**Entries supplied**:

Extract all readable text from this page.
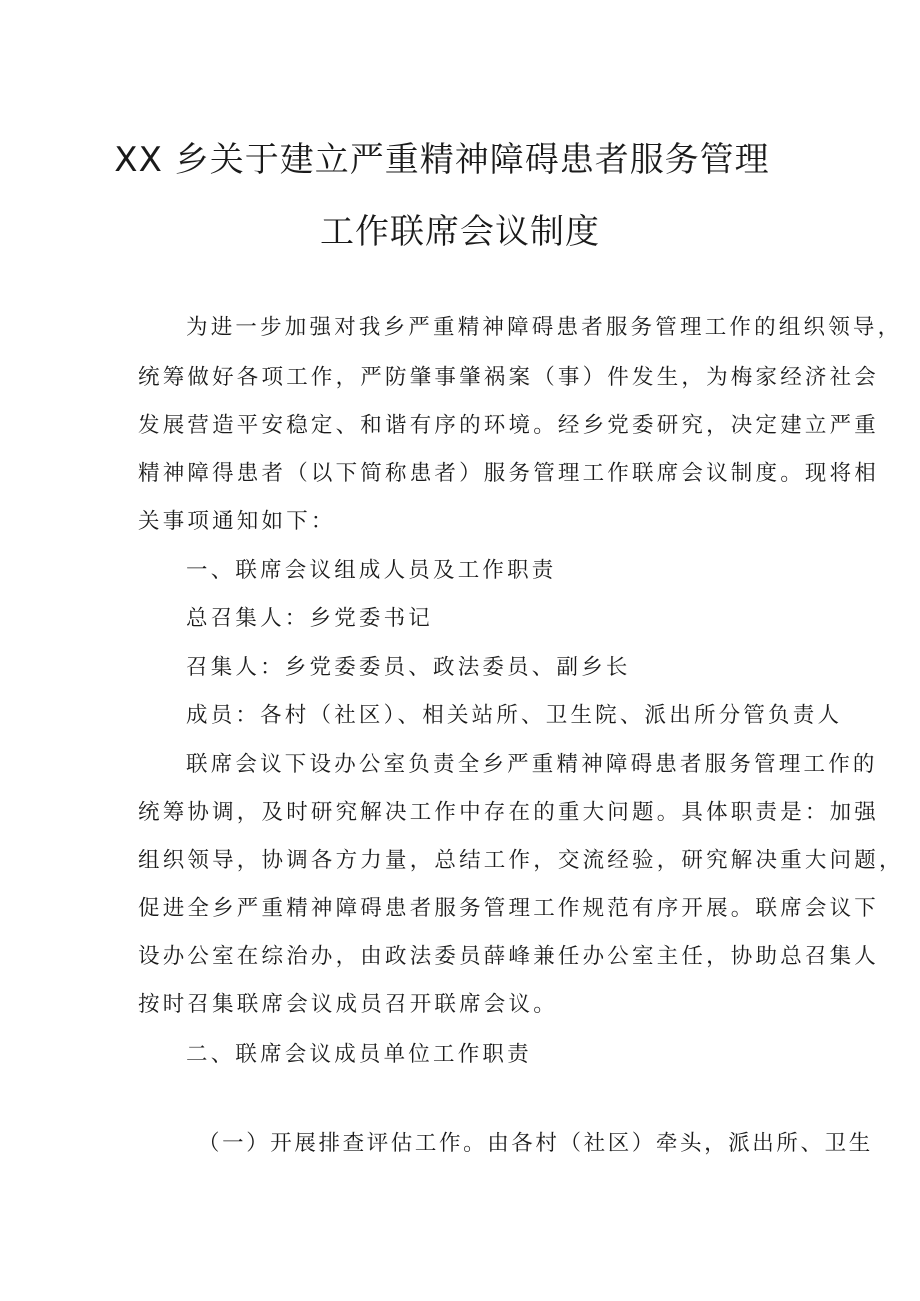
XX 乡关于建立严重精神障碍患者服务管理
工作联席会议制度
为进一步加强对我乡严重精神障碍患者服务管理工作的组织领导，
统筹做好各项工作，严防肇事肇祸案（事）件发生，为梅家经济社会
发展营造平安稳定、和谐有序的环境。经乡党委研究，决定建立严重
精神障得患者（以下简称患者）服务管理工作联席会议制度。现将相
关事项通知如下：
一、联席会议组成人员及工作职责
总召集人：乡党委书记
召集人：乡党委委员、政法委员、副乡长
成员：各村（社区）、相关站所、卫生院、派出所分管负责人
联席会议下设办公室负责全乡严重精神障碍患者服务管理工作的
统筹协调，及时研究解决工作中存在的重大问题。具体职责是：加强
组织领导，协调各方力量，总结工作，交流经验，研究解决重大问题，
促进全乡严重精神障碍患者服务管理工作规范有序开展。联席会议下
设办公室在综治办，由政法委员薛峰兼任办公室主任，协助总召集人
按时召集联席会议成员召开联席会议。
二、联席会议成员单位工作职责
（一）开展排查评估工作。由各村（社区）牵头，派出所、卫生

**Requirements**:
Using the records above, retype everything exactly except the pictures.

**Expected answer**:
Extract all readable text from this page.
XX 乡关于建立严重精神障碍患者服务管理
工作联席会议制度
为进一步加强对我乡严重精神障碍患者服务管理工作的组织领导，
统筹做好各项工作，严防肇事肇祸案（事）件发生，为梅家经济社会
发展营造平安稳定、和谐有序的环境。经乡党委研究，决定建立严重
精神障得患者（以下简称患者）服务管理工作联席会议制度。现将相
关事项通知如下：
一、联席会议组成人员及工作职责
总召集人：乡党委书记
召集人：乡党委委员、政法委员、副乡长
成员：各村（社区）、相关站所、卫生院、派出所分管负责人
联席会议下设办公室负责全乡严重精神障碍患者服务管理工作的
统筹协调，及时研究解决工作中存在的重大问题。具体职责是：加强
组织领导，协调各方力量，总结工作，交流经验，研究解决重大问题，
促进全乡严重精神障碍患者服务管理工作规范有序开展。联席会议下
设办公室在综治办，由政法委员薛峰兼任办公室主任，协助总召集人
按时召集联席会议成员召开联席会议。
二、联席会议成员单位工作职责
（一）开展排查评估工作。由各村（社区）牵头，派出所、卫生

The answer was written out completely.